> Work to do
Each line of the listing that contains the word "object" is to be copied.

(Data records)
--------------------------------
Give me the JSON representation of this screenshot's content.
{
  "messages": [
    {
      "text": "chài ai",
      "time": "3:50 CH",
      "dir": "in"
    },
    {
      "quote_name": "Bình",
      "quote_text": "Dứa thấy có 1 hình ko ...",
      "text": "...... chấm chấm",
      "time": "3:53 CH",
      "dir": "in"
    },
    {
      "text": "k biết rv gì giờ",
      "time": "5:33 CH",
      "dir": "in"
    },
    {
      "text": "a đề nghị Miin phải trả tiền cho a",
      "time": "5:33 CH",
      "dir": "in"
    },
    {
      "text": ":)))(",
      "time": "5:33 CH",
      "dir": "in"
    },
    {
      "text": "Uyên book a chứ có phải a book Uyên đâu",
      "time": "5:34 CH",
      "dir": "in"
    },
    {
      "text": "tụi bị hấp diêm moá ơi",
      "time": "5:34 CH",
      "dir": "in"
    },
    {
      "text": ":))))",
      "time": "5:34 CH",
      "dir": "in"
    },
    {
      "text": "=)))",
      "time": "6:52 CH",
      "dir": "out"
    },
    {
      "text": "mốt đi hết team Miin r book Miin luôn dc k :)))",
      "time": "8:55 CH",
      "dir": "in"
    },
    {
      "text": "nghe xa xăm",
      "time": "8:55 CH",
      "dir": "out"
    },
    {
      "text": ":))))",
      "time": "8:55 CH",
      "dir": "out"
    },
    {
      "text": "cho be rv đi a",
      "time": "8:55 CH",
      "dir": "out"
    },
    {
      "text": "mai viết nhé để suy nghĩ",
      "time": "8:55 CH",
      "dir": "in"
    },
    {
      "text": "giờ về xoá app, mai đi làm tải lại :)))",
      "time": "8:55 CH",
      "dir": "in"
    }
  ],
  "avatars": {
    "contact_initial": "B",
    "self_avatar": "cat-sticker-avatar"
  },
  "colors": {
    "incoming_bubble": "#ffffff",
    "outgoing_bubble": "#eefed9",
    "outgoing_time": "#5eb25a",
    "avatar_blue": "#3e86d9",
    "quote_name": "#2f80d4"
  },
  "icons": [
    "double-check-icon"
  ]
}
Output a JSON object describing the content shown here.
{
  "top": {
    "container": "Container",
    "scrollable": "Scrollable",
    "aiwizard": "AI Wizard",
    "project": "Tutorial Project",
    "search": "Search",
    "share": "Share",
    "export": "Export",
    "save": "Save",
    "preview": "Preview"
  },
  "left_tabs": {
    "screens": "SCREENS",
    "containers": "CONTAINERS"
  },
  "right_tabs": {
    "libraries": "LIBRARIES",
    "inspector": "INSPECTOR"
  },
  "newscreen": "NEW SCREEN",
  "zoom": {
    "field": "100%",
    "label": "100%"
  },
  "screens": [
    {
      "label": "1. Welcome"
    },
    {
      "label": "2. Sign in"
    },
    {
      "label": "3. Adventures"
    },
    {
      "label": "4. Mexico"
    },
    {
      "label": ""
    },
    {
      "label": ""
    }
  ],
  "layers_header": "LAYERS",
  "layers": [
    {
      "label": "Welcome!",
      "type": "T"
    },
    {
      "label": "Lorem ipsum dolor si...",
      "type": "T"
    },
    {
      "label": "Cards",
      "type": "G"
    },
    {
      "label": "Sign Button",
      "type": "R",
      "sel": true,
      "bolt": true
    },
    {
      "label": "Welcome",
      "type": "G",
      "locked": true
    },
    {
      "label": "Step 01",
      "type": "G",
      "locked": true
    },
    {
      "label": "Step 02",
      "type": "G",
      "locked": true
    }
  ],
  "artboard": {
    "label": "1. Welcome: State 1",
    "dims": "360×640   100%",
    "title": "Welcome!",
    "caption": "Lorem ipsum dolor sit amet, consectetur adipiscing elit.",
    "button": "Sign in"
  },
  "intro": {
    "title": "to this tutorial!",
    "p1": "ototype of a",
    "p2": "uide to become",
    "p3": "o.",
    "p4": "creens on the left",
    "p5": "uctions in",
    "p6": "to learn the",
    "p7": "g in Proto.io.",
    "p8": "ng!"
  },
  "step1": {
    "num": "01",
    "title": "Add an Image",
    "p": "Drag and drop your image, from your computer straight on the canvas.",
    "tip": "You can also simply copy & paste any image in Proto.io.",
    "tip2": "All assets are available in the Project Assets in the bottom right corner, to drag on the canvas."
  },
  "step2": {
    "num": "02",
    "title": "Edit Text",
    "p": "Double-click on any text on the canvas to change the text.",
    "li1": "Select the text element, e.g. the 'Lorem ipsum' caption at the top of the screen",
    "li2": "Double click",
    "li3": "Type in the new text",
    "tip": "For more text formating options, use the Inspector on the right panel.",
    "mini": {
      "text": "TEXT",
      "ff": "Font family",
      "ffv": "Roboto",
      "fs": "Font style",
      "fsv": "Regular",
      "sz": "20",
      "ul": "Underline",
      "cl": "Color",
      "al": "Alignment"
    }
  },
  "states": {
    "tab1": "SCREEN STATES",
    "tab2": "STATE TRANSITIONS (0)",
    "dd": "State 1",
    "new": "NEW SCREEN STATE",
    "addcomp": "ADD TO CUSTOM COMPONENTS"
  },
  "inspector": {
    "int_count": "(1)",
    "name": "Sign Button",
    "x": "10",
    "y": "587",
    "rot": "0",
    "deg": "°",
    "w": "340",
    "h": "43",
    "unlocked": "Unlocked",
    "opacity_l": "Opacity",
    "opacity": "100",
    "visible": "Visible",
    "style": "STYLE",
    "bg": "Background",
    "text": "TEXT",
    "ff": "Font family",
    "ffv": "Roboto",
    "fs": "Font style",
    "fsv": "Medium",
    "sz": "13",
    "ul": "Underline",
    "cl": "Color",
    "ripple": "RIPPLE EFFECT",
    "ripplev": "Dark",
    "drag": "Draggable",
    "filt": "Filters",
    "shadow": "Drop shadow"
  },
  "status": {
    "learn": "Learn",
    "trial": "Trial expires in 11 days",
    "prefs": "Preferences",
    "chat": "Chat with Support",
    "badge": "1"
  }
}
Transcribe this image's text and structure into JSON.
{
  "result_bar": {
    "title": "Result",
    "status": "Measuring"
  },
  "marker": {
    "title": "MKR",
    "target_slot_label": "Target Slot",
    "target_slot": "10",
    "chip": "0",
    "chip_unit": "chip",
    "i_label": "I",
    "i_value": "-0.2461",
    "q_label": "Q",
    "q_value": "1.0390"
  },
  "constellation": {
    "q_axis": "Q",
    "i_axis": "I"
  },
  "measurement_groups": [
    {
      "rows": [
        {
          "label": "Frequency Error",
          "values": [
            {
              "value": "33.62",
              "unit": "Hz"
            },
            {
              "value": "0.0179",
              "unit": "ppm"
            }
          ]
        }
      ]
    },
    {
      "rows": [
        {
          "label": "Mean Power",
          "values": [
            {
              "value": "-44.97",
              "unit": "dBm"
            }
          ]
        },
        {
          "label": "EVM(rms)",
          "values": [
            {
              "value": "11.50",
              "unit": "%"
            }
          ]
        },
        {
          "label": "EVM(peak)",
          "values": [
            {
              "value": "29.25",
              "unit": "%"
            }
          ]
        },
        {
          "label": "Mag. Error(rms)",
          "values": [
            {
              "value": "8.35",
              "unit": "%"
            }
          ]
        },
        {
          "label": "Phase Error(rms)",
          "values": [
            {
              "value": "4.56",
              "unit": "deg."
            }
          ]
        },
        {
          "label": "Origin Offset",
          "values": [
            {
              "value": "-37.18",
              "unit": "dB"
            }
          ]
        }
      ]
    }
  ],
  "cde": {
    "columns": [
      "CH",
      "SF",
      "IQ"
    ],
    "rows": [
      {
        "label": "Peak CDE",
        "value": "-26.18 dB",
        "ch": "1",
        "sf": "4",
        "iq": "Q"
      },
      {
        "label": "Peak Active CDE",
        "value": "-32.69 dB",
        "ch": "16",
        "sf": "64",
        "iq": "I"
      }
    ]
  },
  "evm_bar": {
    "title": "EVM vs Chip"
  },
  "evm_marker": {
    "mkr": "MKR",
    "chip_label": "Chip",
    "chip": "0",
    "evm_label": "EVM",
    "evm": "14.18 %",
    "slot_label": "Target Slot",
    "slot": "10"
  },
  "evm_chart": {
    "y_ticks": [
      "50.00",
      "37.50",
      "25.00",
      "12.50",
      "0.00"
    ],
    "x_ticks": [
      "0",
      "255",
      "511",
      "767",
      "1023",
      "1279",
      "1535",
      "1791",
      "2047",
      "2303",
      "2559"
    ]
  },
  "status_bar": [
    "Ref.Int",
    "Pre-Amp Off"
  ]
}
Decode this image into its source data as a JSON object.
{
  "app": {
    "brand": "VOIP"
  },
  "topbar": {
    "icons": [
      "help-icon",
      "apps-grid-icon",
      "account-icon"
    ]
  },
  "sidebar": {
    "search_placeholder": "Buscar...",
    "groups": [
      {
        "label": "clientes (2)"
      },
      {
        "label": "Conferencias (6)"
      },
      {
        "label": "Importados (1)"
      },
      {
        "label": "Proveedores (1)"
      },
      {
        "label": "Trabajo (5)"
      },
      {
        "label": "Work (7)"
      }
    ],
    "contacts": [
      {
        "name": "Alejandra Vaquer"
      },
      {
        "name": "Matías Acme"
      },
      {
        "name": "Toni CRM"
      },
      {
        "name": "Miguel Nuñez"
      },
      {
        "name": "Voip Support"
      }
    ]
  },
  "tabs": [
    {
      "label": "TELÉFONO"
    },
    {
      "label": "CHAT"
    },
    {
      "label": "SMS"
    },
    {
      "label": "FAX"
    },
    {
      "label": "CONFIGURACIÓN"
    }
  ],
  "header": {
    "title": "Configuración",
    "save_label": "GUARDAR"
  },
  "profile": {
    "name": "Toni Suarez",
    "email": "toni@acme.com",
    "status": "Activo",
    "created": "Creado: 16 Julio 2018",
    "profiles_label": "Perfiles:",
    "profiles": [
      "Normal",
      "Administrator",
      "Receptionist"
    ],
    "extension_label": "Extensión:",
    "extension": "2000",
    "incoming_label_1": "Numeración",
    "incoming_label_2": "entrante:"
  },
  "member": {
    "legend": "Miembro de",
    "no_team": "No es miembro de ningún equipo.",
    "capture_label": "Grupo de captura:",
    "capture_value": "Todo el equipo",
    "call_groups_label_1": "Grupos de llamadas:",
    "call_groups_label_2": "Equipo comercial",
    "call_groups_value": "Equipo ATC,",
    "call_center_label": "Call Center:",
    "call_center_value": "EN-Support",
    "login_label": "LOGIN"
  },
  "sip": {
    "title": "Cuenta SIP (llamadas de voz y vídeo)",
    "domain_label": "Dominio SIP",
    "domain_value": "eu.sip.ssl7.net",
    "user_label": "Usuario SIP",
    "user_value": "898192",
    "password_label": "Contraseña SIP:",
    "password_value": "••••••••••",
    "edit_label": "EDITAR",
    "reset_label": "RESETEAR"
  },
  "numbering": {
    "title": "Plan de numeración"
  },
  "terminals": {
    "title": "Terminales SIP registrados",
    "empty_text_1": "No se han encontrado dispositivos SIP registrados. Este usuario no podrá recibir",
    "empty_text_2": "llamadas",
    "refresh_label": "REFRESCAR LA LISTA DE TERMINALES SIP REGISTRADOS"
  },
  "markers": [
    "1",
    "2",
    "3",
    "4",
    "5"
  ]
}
--------------------------------
> Solved exercise
Output a JSON object describing the content shown here.
Decode this image into its source data as a JSON object.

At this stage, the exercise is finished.